__GOAL OF THE EXERCISE__.
Show each line from the listing that includes the word "очень".

** START OF RECORDS SHOWN **

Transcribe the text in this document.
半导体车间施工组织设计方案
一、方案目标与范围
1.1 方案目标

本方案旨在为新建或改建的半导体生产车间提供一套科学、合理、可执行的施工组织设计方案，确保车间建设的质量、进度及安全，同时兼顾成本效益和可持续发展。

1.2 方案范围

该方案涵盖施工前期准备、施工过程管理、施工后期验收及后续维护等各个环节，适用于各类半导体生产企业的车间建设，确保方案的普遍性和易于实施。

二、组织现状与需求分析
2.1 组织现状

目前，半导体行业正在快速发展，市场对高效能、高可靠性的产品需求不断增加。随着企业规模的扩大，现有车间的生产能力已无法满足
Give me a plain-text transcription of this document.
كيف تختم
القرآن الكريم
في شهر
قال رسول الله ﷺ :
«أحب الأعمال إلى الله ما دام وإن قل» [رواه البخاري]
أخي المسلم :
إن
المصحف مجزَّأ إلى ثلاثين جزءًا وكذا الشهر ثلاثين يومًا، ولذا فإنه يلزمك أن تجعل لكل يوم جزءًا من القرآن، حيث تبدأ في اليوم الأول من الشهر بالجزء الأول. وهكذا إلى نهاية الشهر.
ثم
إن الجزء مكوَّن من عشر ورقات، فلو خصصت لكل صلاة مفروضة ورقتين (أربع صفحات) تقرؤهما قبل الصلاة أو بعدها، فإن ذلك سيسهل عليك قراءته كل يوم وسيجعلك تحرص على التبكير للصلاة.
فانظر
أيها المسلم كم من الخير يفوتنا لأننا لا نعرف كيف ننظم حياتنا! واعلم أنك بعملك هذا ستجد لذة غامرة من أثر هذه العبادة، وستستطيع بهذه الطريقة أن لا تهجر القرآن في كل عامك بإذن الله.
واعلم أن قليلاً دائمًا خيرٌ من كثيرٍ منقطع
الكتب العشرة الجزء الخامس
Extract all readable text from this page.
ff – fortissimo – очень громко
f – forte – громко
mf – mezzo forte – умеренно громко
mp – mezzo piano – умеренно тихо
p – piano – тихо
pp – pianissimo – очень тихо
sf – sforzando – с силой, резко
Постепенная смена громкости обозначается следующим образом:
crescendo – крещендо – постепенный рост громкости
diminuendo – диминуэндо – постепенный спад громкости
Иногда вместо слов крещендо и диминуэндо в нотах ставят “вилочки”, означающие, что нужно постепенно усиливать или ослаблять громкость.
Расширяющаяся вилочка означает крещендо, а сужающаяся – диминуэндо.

** END OF RECORDS SHOWN **

__WRITTEN SOLUTION__.
ff – fortissimo – очень громко
pp – pianissimo – очень тихо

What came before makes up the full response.